### Aim of the exercise:
Go through the material and write it all out exactly, minus the pictures.

Stored entries:

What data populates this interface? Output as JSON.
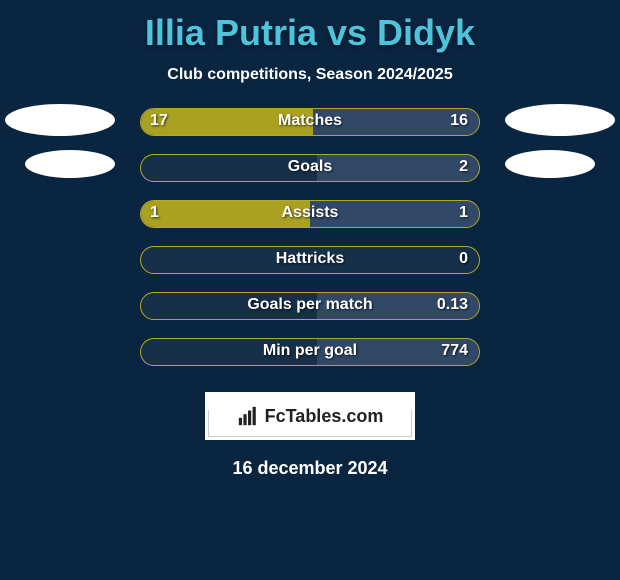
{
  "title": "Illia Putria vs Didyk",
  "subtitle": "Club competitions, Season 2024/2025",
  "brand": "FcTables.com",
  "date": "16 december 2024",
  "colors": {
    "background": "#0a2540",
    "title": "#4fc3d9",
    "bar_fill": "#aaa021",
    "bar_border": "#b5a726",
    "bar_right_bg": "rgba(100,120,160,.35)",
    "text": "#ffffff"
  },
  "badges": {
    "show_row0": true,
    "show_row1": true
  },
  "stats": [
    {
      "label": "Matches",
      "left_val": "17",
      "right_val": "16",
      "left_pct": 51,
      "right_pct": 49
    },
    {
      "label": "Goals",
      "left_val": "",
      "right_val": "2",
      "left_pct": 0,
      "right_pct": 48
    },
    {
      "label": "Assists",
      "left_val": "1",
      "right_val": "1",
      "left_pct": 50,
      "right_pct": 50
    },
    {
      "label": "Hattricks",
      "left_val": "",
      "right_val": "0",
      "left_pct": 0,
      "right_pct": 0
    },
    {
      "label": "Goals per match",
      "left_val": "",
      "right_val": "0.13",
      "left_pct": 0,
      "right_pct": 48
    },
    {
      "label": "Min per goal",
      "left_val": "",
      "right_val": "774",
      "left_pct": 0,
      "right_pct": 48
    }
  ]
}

### Result of the exercise:
What data populates this interface? Output as JSON.
{
  "title": "Illia Putria vs Didyk",
  "subtitle": "Club competitions, Season 2024/2025",
  "brand": "FcTables.com",
  "date": "16 december 2024",
  "colors": {
    "background": "#0a2540",
    "title": "#4fc3d9",
    "bar_fill": "#aaa021",
    "bar_border": "#b5a726",
    "bar_right_bg": "rgba(100,120,160,.35)",
    "text": "#ffffff"
  },
  "badges": {
    "show_row0": true,
    "show_row1": true
  },
  "stats": [
    {
      "label": "Matches",
      "left_val": "17",
      "right_val": "16",
      "left_pct": 51,
      "right_pct": 49
    },
    {
      "label": "Goals",
      "left_val": "",
      "right_val": "2",
      "left_pct": 0,
      "right_pct": 48
    },
    {
      "label": "Assists",
      "left_val": "1",
      "right_val": "1",
      "left_pct": 50,
      "right_pct": 50
    },
    {
      "label": "Hattricks",
      "left_val": "",
      "right_val": "0",
      "left_pct": 0,
      "right_pct": 0
    },
    {
      "label": "Goals per match",
      "left_val": "",
      "right_val": "0.13",
      "left_pct": 0,
      "right_pct": 48
    },
    {
      "label": "Min per goal",
      "left_val": "",
      "right_val": "774",
      "left_pct": 0,
      "right_pct": 48
    }
  ]
}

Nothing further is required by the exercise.